Gebete für Gerechtigkeit: Geistliche begleiten den Ahmaud-Arbery-Prozess in Georgia
Niklas MüllerGebete für Gerechtigkeit: Geistliche begleiten den Ahmaud-Arbery-Prozess in Georgia
Geistliche der Episkopalkirche und andere lokale Religionsvertreter:innen führen seit Wochen täglich Gebete vor dem Gerichtsgebäude des Glynn County in Brunswick, Georgia, an. Die Versammlungen fallen mit dem Prozess gegen drei weiße Männer zusammen, die beschuldigt werden, Ahmaud Arbery ermordet zu haben – einen schwarzen Jogger, der im Februar 2020 getötet wurde. Ihr Engagement ist Teil einer breiteren Initiative für rassische Versöhnung und Verständigung in der Gemeinschaft.
Die interreligiöse Gruppe Glynn Clergy for Equity formierte sich im vergangenen Jahr als Reaktion auf die öffentliche Empörung über Arberys Tod. Mittlerweile zählt sie etwa 75 Mitglieder, die sich für Dialog und Solidarität einsetzen. Erstmals versammelten sie sich am 18. Oktober vor dem Gericht, als die Geschworenenauswahl begann.
Am 5. November kamen rund 15 Mitglieder zusammen, um zu beten, bevor die Anwälte ihre Eröffnungsplädoyers hielten. Die Diakonin Willetta McGowen von der St. Mark’s Episcopal Church gehört seit drei Wochen zu den regelmäßigen Teilnehmerinnen. Pfarrer DeWayne Cope, Rektor der St. Athanasius’ Episcopal Church, hatte zunächst eine angespannte Stimmung befürchtet, fand aber Trost in der Einheit der Gemeinschaft.

DEINE AUFGABE ::
Was sagt der Artikel über die Gebete vor dem Gericht in Brunswick dazu?
1. Wie viele Mitglieder zählt Glynn Clergy for Equity inzwischen?
2. An welchem Tag versammelte sich die Gruppe erstmals vor dem Gericht?
3. Zu welcher Kirche gehört die Diakonin Willetta McGowen?
Stütze dich ausschließlich auf den Artikel.

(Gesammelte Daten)
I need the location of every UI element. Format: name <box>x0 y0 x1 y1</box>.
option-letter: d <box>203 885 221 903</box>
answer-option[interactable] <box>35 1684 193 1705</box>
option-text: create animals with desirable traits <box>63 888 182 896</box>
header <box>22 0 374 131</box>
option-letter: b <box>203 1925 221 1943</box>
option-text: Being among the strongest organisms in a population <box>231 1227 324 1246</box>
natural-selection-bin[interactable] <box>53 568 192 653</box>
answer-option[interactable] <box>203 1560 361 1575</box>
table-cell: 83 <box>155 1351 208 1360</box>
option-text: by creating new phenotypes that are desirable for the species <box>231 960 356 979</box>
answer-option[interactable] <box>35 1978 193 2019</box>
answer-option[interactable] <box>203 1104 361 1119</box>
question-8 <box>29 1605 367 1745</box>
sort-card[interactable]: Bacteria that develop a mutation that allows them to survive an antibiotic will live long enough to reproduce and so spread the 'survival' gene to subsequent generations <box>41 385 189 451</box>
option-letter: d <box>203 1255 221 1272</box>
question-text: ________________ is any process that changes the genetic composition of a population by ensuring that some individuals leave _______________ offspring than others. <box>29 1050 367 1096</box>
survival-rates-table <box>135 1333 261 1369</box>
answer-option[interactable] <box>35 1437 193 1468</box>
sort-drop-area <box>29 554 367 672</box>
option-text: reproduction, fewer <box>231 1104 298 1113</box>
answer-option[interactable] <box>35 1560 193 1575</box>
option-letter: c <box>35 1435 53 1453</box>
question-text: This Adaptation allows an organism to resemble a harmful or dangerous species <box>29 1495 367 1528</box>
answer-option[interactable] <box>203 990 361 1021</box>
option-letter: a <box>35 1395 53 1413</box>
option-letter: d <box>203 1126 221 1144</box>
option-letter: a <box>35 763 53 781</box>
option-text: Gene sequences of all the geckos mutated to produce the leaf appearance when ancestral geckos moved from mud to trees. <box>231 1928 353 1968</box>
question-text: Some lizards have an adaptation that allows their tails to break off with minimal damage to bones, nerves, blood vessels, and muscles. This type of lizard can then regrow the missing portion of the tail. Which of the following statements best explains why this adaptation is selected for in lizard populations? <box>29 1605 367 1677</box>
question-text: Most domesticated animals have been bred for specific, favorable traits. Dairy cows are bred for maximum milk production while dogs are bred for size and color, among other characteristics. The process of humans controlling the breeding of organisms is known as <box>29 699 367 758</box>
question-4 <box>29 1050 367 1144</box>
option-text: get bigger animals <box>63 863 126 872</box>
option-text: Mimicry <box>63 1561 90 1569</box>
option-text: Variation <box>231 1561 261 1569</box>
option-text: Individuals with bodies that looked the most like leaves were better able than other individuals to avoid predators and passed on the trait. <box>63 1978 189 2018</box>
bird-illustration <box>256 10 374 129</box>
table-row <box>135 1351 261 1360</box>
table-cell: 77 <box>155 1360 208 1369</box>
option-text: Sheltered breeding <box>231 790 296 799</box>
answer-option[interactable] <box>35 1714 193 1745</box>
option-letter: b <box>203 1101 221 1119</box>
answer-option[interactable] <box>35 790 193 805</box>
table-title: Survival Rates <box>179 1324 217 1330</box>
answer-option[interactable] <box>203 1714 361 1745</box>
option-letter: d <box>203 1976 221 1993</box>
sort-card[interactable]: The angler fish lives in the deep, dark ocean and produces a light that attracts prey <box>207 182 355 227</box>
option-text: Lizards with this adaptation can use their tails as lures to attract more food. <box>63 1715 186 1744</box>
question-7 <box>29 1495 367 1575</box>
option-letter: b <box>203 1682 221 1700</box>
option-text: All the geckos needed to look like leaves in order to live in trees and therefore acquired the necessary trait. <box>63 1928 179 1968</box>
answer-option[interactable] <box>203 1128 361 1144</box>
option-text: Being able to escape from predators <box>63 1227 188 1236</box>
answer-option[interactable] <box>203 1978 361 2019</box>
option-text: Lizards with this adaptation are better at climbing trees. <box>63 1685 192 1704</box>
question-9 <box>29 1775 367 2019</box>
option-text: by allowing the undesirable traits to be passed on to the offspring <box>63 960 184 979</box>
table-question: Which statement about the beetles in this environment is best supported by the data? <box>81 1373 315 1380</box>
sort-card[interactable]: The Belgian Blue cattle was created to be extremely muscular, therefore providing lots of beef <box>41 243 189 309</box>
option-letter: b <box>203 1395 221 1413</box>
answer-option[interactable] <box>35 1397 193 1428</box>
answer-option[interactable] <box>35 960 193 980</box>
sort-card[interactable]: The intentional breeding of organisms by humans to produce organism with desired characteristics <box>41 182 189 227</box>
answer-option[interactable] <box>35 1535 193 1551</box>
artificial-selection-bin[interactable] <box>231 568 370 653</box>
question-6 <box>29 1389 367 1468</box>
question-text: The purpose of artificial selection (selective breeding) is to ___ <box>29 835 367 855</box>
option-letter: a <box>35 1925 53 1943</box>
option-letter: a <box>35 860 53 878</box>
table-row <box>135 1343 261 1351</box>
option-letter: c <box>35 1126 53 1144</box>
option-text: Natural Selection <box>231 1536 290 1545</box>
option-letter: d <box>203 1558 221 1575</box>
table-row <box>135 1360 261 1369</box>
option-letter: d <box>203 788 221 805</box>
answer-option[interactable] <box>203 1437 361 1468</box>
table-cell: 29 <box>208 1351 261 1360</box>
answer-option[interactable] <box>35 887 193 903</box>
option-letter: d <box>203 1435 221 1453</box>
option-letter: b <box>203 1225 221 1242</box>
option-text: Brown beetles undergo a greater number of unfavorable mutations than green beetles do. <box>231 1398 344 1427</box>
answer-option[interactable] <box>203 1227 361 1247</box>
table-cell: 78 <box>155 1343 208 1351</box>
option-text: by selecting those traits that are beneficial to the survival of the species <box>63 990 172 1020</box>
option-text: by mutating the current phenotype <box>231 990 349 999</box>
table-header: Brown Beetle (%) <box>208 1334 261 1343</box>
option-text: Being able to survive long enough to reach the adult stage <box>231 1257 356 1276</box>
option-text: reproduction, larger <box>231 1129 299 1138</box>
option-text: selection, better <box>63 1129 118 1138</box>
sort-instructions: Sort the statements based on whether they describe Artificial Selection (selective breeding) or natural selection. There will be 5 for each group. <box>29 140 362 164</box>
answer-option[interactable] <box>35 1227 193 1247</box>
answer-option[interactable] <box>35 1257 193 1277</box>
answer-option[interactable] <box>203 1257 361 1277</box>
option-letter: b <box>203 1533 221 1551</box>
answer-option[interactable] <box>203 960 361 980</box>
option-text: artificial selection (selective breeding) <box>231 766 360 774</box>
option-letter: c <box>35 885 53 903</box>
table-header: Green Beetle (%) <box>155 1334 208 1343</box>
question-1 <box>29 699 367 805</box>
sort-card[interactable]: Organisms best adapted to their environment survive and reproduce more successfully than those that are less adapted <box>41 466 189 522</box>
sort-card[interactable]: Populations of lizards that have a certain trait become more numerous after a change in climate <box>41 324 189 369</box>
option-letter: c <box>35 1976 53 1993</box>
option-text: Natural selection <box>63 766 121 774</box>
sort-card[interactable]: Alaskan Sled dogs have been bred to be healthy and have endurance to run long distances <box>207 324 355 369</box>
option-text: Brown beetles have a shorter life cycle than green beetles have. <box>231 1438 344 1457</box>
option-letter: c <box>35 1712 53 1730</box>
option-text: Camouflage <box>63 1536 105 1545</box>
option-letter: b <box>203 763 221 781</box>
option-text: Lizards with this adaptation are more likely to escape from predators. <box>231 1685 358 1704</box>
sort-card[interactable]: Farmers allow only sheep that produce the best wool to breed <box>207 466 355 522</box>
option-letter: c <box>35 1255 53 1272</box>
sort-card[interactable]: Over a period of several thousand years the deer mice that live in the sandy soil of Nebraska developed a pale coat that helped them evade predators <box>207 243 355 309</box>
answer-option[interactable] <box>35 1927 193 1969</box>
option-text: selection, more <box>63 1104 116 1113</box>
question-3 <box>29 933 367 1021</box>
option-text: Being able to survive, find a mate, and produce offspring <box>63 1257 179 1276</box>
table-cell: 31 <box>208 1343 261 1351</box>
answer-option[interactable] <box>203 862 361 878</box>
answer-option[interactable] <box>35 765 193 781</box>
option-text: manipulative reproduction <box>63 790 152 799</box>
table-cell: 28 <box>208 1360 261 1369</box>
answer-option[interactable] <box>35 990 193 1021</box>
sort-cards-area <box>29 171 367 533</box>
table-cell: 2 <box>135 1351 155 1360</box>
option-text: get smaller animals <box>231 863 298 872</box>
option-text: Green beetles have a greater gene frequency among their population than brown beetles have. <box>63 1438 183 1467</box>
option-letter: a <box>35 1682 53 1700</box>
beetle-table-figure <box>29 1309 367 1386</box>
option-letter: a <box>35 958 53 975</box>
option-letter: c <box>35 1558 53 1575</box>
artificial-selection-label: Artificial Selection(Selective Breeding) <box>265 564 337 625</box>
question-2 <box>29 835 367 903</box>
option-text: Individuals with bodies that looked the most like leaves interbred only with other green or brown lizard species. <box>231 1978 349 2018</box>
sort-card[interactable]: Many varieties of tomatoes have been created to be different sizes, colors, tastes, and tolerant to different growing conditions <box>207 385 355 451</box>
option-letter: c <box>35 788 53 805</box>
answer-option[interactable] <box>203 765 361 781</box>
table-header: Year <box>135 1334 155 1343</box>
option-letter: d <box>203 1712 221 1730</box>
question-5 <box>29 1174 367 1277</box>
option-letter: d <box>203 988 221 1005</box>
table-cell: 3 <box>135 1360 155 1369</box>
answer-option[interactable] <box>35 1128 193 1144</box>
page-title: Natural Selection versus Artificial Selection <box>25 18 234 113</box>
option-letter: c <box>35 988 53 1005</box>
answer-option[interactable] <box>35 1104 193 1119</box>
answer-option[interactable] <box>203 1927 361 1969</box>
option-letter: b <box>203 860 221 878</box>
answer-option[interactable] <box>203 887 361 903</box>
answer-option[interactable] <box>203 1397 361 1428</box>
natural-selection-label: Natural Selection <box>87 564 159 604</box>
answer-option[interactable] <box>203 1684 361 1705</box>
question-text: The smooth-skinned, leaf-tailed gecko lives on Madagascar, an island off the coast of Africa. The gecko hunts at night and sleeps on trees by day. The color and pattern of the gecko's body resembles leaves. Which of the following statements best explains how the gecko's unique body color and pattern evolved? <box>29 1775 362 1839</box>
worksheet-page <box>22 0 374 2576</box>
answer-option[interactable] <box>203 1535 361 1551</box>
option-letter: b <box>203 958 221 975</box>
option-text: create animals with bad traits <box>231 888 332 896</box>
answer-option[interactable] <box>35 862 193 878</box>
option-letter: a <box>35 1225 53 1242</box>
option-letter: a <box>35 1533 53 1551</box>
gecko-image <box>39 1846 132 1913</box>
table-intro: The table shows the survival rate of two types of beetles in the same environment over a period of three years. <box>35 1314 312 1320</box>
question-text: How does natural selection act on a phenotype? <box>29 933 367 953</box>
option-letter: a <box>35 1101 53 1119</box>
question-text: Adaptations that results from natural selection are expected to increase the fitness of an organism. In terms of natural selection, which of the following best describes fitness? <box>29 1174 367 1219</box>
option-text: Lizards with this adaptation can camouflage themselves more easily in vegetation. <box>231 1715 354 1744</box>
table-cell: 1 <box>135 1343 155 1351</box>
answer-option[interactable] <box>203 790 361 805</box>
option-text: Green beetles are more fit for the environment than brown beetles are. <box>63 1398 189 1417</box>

LÖSUNG ::
1. Etwa 75 Mitglieder.
2. Am 18. Oktober.
3. Zur St. Mark’s Episcopal Church.